Data for this task section start
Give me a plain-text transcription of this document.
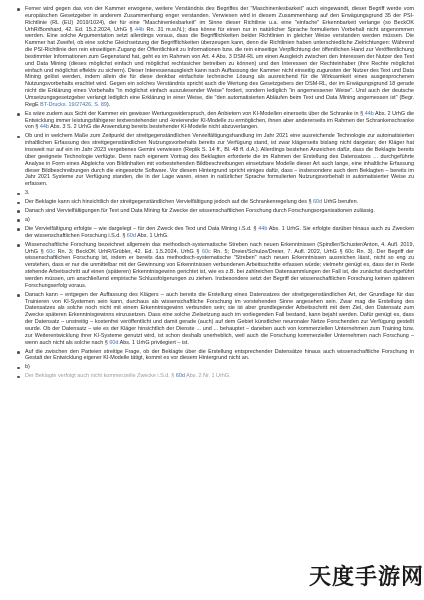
Ferner wird gegen das von der Kammer erwogene, weitere Verständnis des Begriffes der "Maschinenlesbarkeit" auch eingewandt, dieser Begriff werde vom europäischen Gesetzgeber in anderem Zusammenhang enger verstanden. Verwiesen wird in diesem Zusammenhang auf den Erwägungsgrund 35 der PSI-Richtlinie (RL (EU) 2019/1024), der für eine "Maschinenlesbarkeit" im Sinne dieser Richtlinie u.a. eine "einfache" Erkennbarkeit verlange (so BeckOK UrhR/Bomhard, 42. Ed. 15.2.2024, UrhG § 44b Rn. 31 m.w.N.); dies könne für einen nur in natürlicher Sprache formulierten Vorbehalt nicht angenommen werden. Eine solche Argumentation setzt allerdings voraus, dass die Begrifflichkeiten beider Richtlinien in gleicher Weise verstanden werden müssen. Die Kammer hat Zweifel, ob eine solche Gleichsetzung der Begrifflichkeiten überzeugen kann, denn die Richtlinien haben unterschiedliche Zielrichtungen: Während die PSI-Richtlinie den rein einseitigen Zugang der Öffentlichkeit zu Informationen bzw. die rein einseitige Verpflichtung der öffentlichen Hand zur Veröffentlichung bestimmter Informationen zum Gegenstand hat, geht es im Rahmen von Art. 4 Abs. 3 DSM-RL um einen Ausgleich zwischen den Interessen der Nutzer des Text und Data Mining (dieses möglichst einfach und möglichst rechtssicher betreiben zu können) und den Interessen der Rechteinhaber (ihre Rechte möglichst einfach und möglichst effektiv zu sichern). Dieser Interessenausgleich kann nach Auffassung der Kammer nicht einseitig zugunsten der Nutzer des Text und Data Mining gelöst werden, indem allein die für diese denkbar einfachste technische Lösung als ausreichend für die Wirksamkeit eines ausgesprochenen Nutzungsvorbehalts erachtet wird. Gegen ein solches Verständnis spricht auch die Wertung des Gesetzgebers der DSM-RL, der im Erwägungsgrund 18 gerade nicht die Erklärung eines Vorbehalts "in möglichst einfach auszulesender Weise" fordert, sondern lediglich "in angemessener Weise". Und auch der deutsche Umsetzungsgesetzgeber verlangt lediglich eine Erklärung in einer Weise, die "den automatisierten Abläufen beim Text und Data Mining angemessen ist" (Begr. RegE BT-Drucks. 19/27426, S. 89).
Es wäre zudem aus Sicht der Kammer ein gewisser Wertungswiderspruch, den Anbietern von KI-Modellen einerseits über die Schranke in § 44b Abs. 2 UrhG die Entwicklung immer leistungsfähigerer textverstehender und -kreierender KI-Modelle zu ermöglichen, ihnen aber andererseits im Rahmen der Schrankenschranke von § 44b Abs. 3 S. 2 UrhG die Anwendung bereits bestehender KI-Modelle nicht abzuverlangen.
Ob und in welchem Maße zum Zeitpunkt der streitgegenständlichen Vervielfältigungshandlung im Jahr 2021 eine ausreichende Technologie zur automatisierten inhaltlichen Erfassung des streitgegenständlichen Nutzungsvorbehalts bereits zur Verfügung stand, ist zwar klägerseits bislang nicht dargetan; der Kläger hat insoweit nur auf ein im Jahr 2023 vergebenes Gemini verwiesen (Replik S. 14 ff., Bl. 48 ff. d.A.). Allerdings bestehen Anzeichen dafür, dass die Beklagte bereits über geeignete Technologie verfügte. Denn nach eigenem Vortrag des Beklagten erforderte die im Rahmen der Erstellung des Datensatzes … durchgeführte Analyse in Form eines Abgleichs von Bildinhalten mit vorbestehenden Bildbeschreibungen einsetzbare Modelle dieser Art auch lange, eine inhaltliche Erfassung dieser Bildbeschreibungen durch die eingesetzte Software. Vor diesem Hintergrund spricht einiges dafür, dass – insbesondere auch dem Beklagten – bereits im Jahr 2021 Systeme zur Verfügung standen, die in der Lage waren, einen in natürlicher Sprache formulierten Nutzungsvorbehalt in automatisierter Weise zu erfassen.
3.
Der Beklagte kann sich hinsichtlich der streitgegenständlichen Vervielfältigung jedoch auf die Schrankenregelung des § 60d UrhG berufen.
Danach sind Vervielfältigungen für Text und Data Mining für Zwecke der wissenschaftlichen Forschung durch Forschungsorganisationen zulässig.
a)
Die Vervielfältigung erfolgte – wie dargelegt – für den Zweck des Text und Data Mining i.S.d. § 44b Abs. 1 UrhG. Sie erfolgte darüber hinaus auch zu Zwecken der wissenschaftlichen Forschung i.S.d. § 60d Abs. 1 UrhG.
Wissenschaftliche Forschung bezeichnet allgemein das methodisch-systematische Streben nach neuen Erkenntnissen (Spindler/Schuster/Anton, 4. Aufl. 2019, UrhG § 60c Rn. 3; BeckOK UrhR/Grübler, 42. Ed. 1.5.2024, UrhG § 60c Rn. 5; Dreier/Schulze/Dreier, 7. Aufl. 2022, UrhG § 60c Rn. 3). Der Begriff der wissenschaftlichen Forschung ist, indem er bereits das methodisch-systematische "Streben" nach neuen Erkenntnissen ausreichen lässt, nicht so eng zu verstehen, dass er nur die unmittelbar mit der Gewinnung von Erkenntnissen verbundenen Arbeitsschritte erfassen würde; vielmehr genügt es, dass der in Rede stehende Arbeitsschritt auf einen (späteren) Erkenntnisgewinn gerichtet ist, wie es z.B. bei zahlreichen Datensammlungen der Fall ist, die zunächst durchgeführt werden müssen, um anschließend empirische Schlussfolgerungen zu ziehen. Insbesondere setzt der Begriff der wissenschaftlichen Forschung keinen späteren Forschungserfolg voraus.
Danach kann – entgegen der Auffassung des Klägers – auch bereits die Erstellung eines Datensatzes der streitgegenständlichen Art, der Grundlage für das Trainieren von KI-Systemen sein kann, durchaus als wissenschaftliche Forschung im vorstehenden Sinne angesehen sein. Zwar mag die Erstellung des Datensatzes als solche noch nicht mit einem Erkenntnisgewinn verbunden sein; sie ist aber grundlegender Arbeitsschritt mit dem Ziel, den Datensatz zum Zwecke späteren Erkenntnisgewinns einzusetzen. Dass eine solche Zielsetzung auch im vorliegenden Fall bestand, kann bejaht werden. Dafür genügt es, dass der Datensatz – unstreitig – kostenfrei veröffentlicht und damit gerade (auch) auf dem Gebiet künstlicher neuronaler Netze Forschenden zur Verfügung gestellt wurde. Ob der Datensatz – wie es der Kläger hinsichtlich der Dienste ... und ... behauptet – daneben auch von kommerziellen Unternehmen zum Training bzw. zur Weiterentwicklung ihrer KI-Systeme genutzt wird, ist schon deshalb unerheblich, weil auch die Forschung kommerzieller Unternehmen nach Forschung – wenn auch nicht als solche nach § 60d Abs. 1 UrhG privilegiert – ist.
Auf die zwischen den Parteien streitige Frage, ob der Beklagte über die Erstellung entsprechender Datensätze hinaus auch wissenschaftliche Forschung in Gestalt der Entwicklung eigener KI-Modelle tätigt, kommt es vor diesem Hintergrund nicht an.
b)
Der Beklagte verfolgt auch nicht kommerzielle Zwecke i.S.d. § 60d Abs. 2 Nr. 1 UrhG.
天度手游网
Data for this task section end
§ Action item
If a line in the records contains the string "hinaus", copy it out.

§ Result for this task
Die Vervielfältigung erfolgte – wie dargelegt – für den Zweck des Text und Data Mining i.S.d. § 44b Abs. 1 UrhG. Sie erfolgte darüber hinaus auch zu Zwecken der wissenschaftlichen Forschung i.S.d. § 60d Abs. 1 UrhG.
Auf die zwischen den Parteien streitige Frage, ob der Beklagte über die Erstellung entsprechender Datensätze hinaus auch wissenschaftliche Forschung in Gestalt der Entwicklung eigener KI-Modelle tätigt, kommt es vor diesem Hintergrund nicht an.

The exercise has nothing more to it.